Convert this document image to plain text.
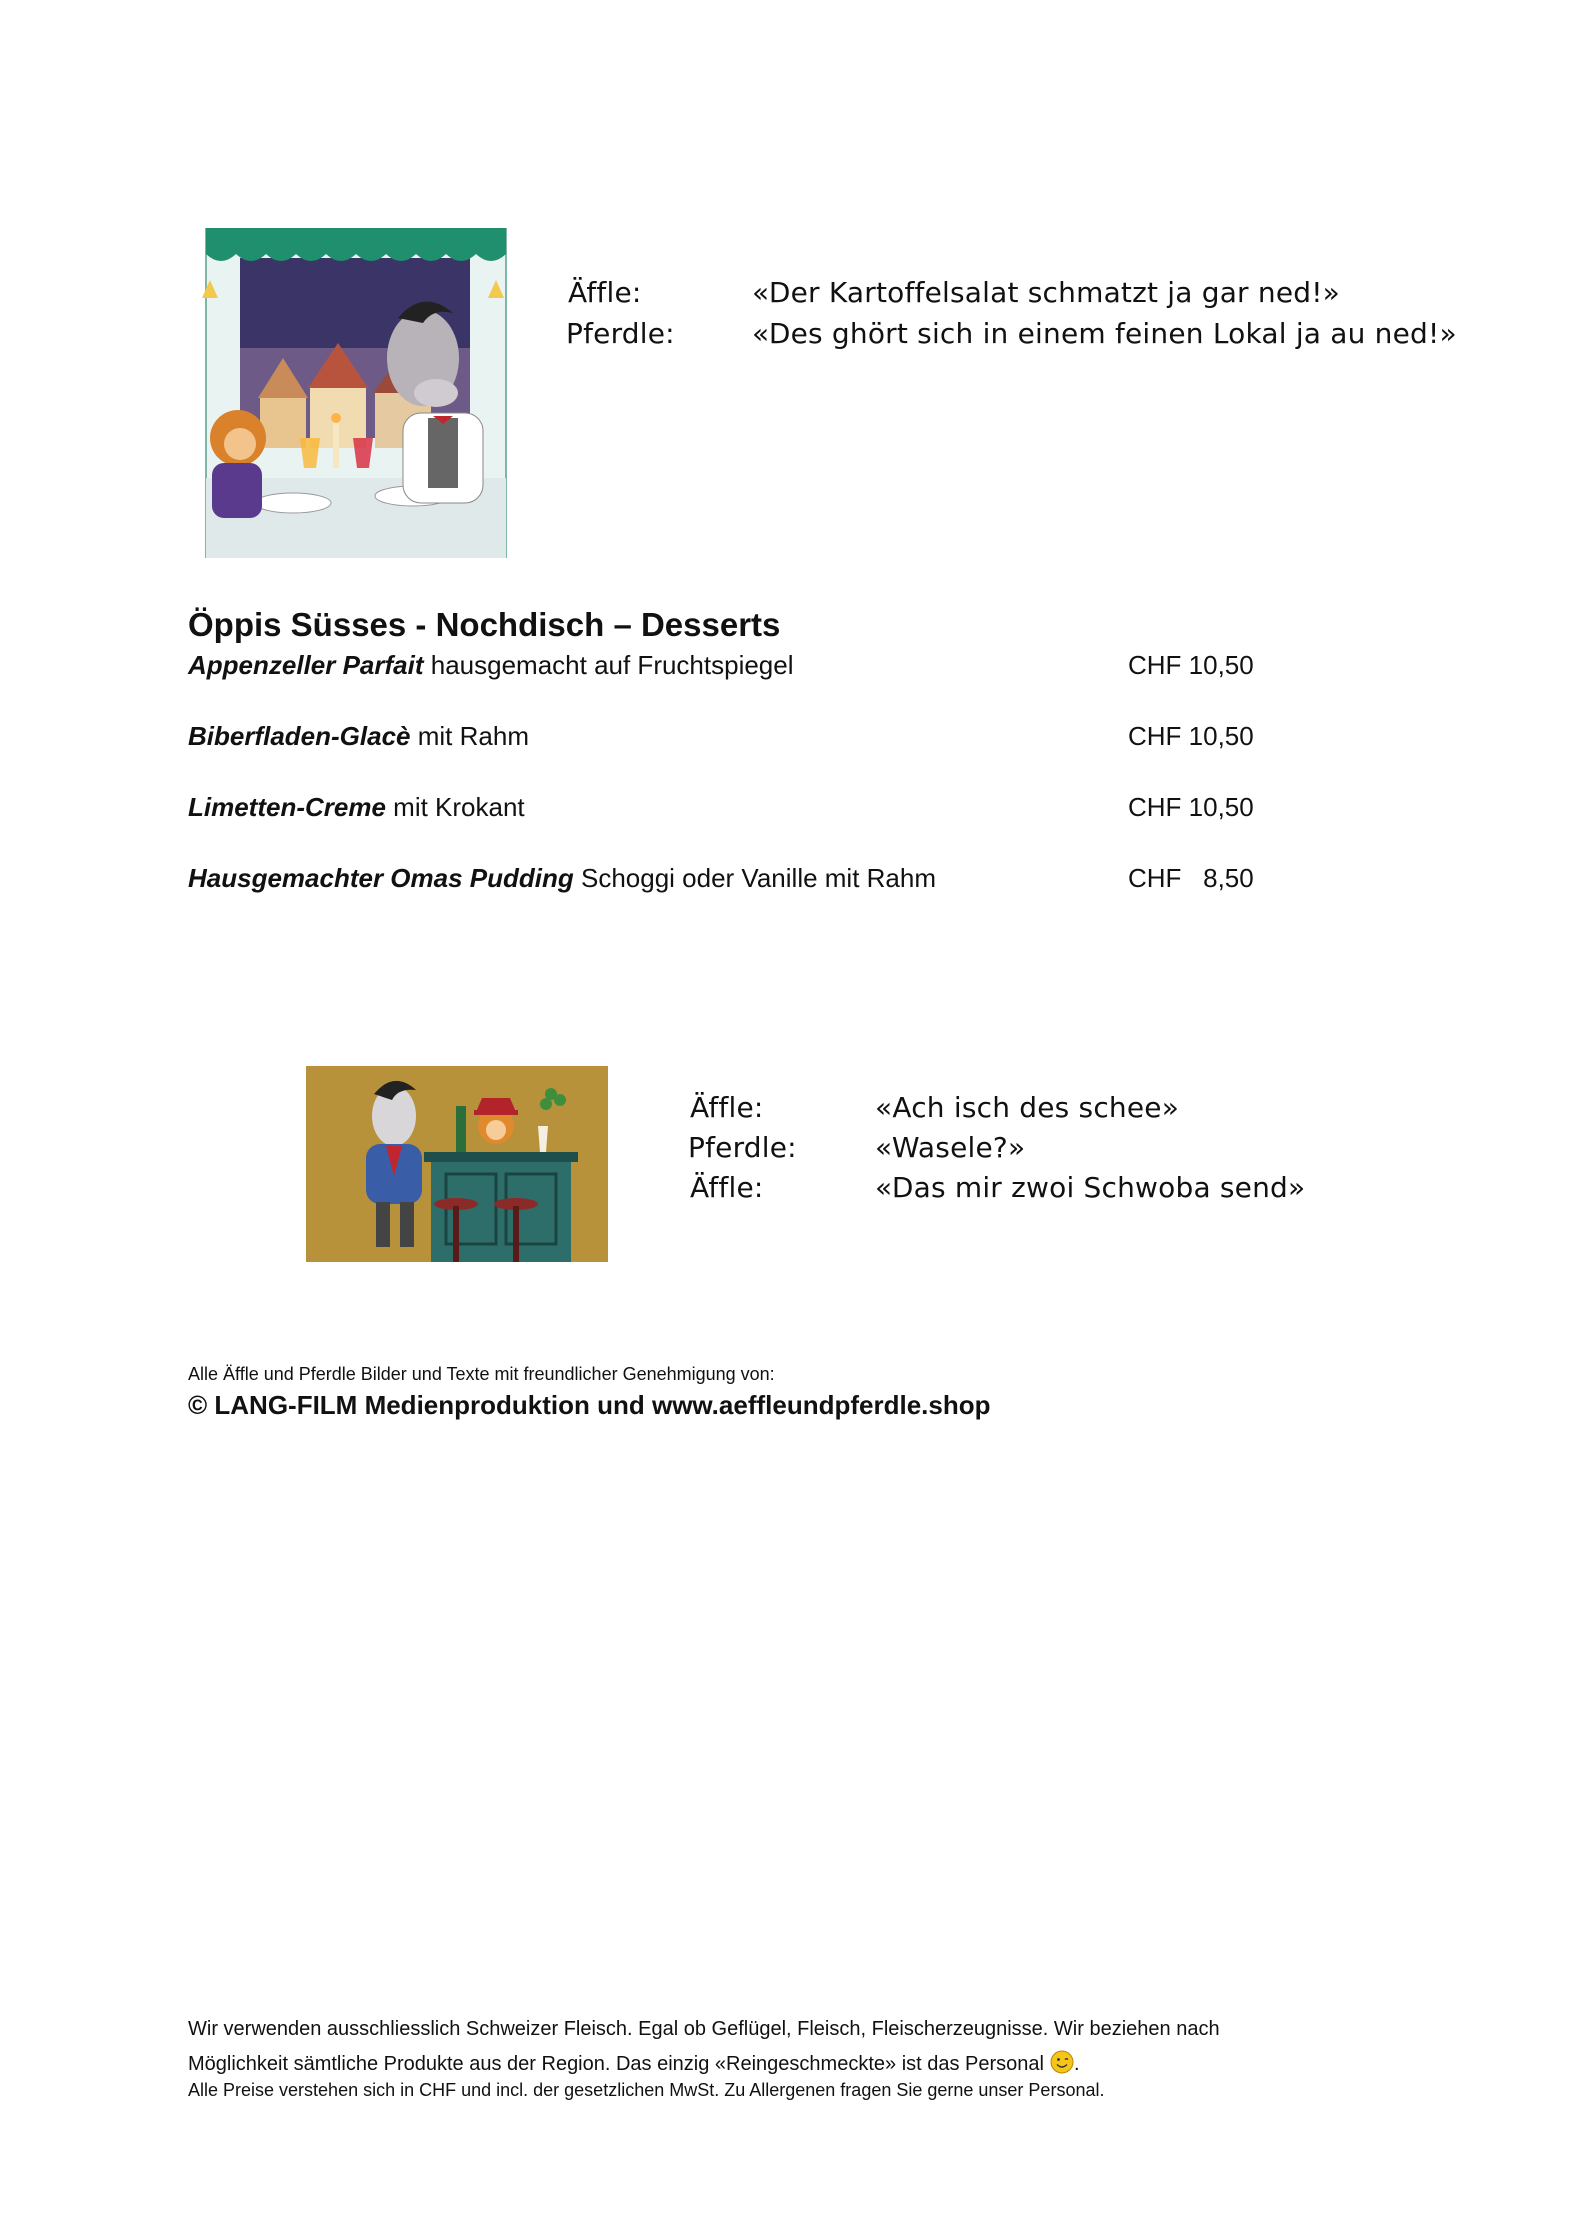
Äffle:	«Der Kartoffelsalat schmatzt ja gar ned!»
Pferdle:	«Des ghört sich in einem feinen Lokal ja au ned!»
Öppis Süsses - Nochdisch – Desserts
Appenzeller Parfait hausgemacht auf Fruchtspiegel	CHF 10,50
Biberfladen-Glacè mit Rahm	CHF 10,50
Limetten-Creme mit Krokant	CHF 10,50
Hausgemachter Omas Pudding Schoggi oder Vanille mit Rahm	CHF   8,50
Äffle:	«Ach isch des schee»
Pferdle:	«Wasele?»
Äffle:	«Das mir zwoi Schwoba send»
Alle Äffle und Pferdle Bilder und Texte mit freundlicher Genehmigung von:
© LANG-FILM Medienproduktion und www.aeffleundpferdle.shop
Wir verwenden ausschliesslich Schweizer Fleisch. Egal ob Geflügel, Fleisch, Fleischerzeugnisse. Wir beziehen nach
Möglichkeit sämtliche Produkte aus der Region. Das einzig «Reingeschmeckte» ist das Personal .
Alle Preise verstehen sich in CHF und incl. der gesetzlichen MwSt. Zu Allergenen fragen Sie gerne unser Personal.
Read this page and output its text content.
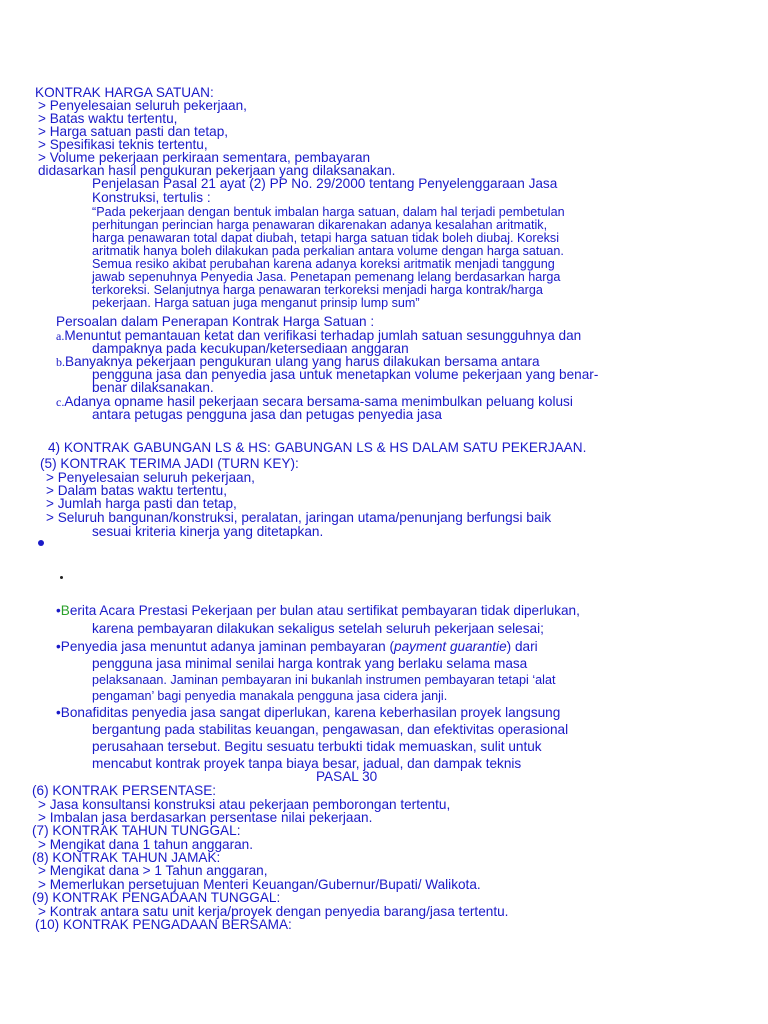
KONTRAK HARGA SATUAN:
> Penyelesaian seluruh pekerjaan,
> Batas waktu tertentu,
> Harga satuan pasti dan tetap,
> Spesifikasi teknis tertentu,
> Volume pekerjaan perkiraan sementara, pembayaran
didasarkan hasil pengukuran pekerjaan yang dilaksanakan.
Penjelasan Pasal 21 ayat (2) PP No. 29/2000 tentang Penyelenggaraan Jasa
Konstruksi, tertulis :
“Pada pekerjaan dengan bentuk imbalan harga satuan, dalam hal terjadi pembetulan
perhitungan perincian harga penawaran dikarenakan adanya kesalahan aritmatik,
harga penawaran total dapat diubah, tetapi harga satuan tidak boleh diubaj. Koreksi
aritmatik hanya boleh dilakukan pada perkalian antara volume dengan harga satuan.
Semua resiko akibat perubahan karena adanya koreksi aritmatik menjadi tanggung
jawab sepenuhnya Penyedia Jasa. Penetapan pemenang lelang berdasarkan harga
terkoreksi. Selanjutnya harga penawaran terkoreksi menjadi harga kontrak/harga
pekerjaan. Harga satuan juga menganut prinsip lump sum”
Persoalan dalam Penerapan Kontrak Harga Satuan :
a.Menuntut pemantauan ketat dan verifikasi terhadap jumlah satuan sesungguhnya dan
dampaknya pada kecukupan/ketersediaan anggaran
b.Banyaknya pekerjaan pengukuran ulang yang harus dilakukan bersama antara
pengguna jasa dan penyedia jasa untuk menetapkan volume pekerjaan yang benar-
benar dilaksanakan.
c.Adanya opname hasil pekerjaan secara bersama-sama menimbulkan peluang kolusi
antara petugas pengguna jasa dan petugas penyedia jasa
4) KONTRAK GABUNGAN LS & HS: GABUNGAN LS & HS DALAM SATU PEKERJAAN.
(5) KONTRAK TERIMA JADI (TURN KEY):
> Penyelesaian seluruh pekerjaan,
> Dalam batas waktu tertentu,
> Jumlah harga pasti dan tetap,
> Seluruh bangunan/konstruksi, peralatan, jaringan utama/penunjang berfungsi baik
sesuai kriteria kinerja yang ditetapkan.
•Berita Acara Prestasi Pekerjaan per bulan atau sertifikat pembayaran tidak diperlukan,
karena pembayaran dilakukan sekaligus setelah seluruh pekerjaan selesai;
•Penyedia jasa menuntut adanya jaminan pembayaran (payment guarantie) dari
pengguna jasa minimal senilai harga kontrak yang berlaku selama masa
pelaksanaan. Jaminan pembayaran ini bukanlah instrumen pembayaran tetapi ‘alat
pengaman’ bagi penyedia manakala pengguna jasa cidera janji.
•Bonafiditas penyedia jasa sangat diperlukan, karena keberhasilan proyek langsung
bergantung pada stabilitas keuangan, pengawasan, dan efektivitas operasional
perusahaan tersebut. Begitu sesuatu terbukti tidak memuaskan, sulit untuk
mencabut kontrak proyek tanpa biaya besar, jadual, dan dampak teknis
PASAL 30
(6) KONTRAK PERSENTASE:
> Jasa konsultansi konstruksi atau pekerjaan pemborongan tertentu,
> Imbalan jasa berdasarkan persentase nilai pekerjaan.
(7) KONTRAK TAHUN TUNGGAL:
> Mengikat dana 1 tahun anggaran.
(8) KONTRAK TAHUN JAMAK:
> Mengikat dana > 1 Tahun anggaran,
> Memerlukan persetujuan Menteri Keuangan/Gubernur/Bupati/ Walikota.
(9) KONTRAK PENGADAAN TUNGGAL:
> Kontrak antara satu unit kerja/proyek dengan penyedia barang/jasa tertentu.
(10) KONTRAK PENGADAAN BERSAMA:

• [Written task]: Each line that holds the word "antara" is to be copied.

• [Final result]:
aritmatik hanya boleh dilakukan pada perkalian antara volume dengan harga satuan.
b.Banyaknya pekerjaan pengukuran ulang yang harus dilakukan bersama antara
antara petugas pengguna jasa dan petugas penyedia jasa
> Kontrak antara satu unit kerja/proyek dengan penyedia barang/jasa tertentu.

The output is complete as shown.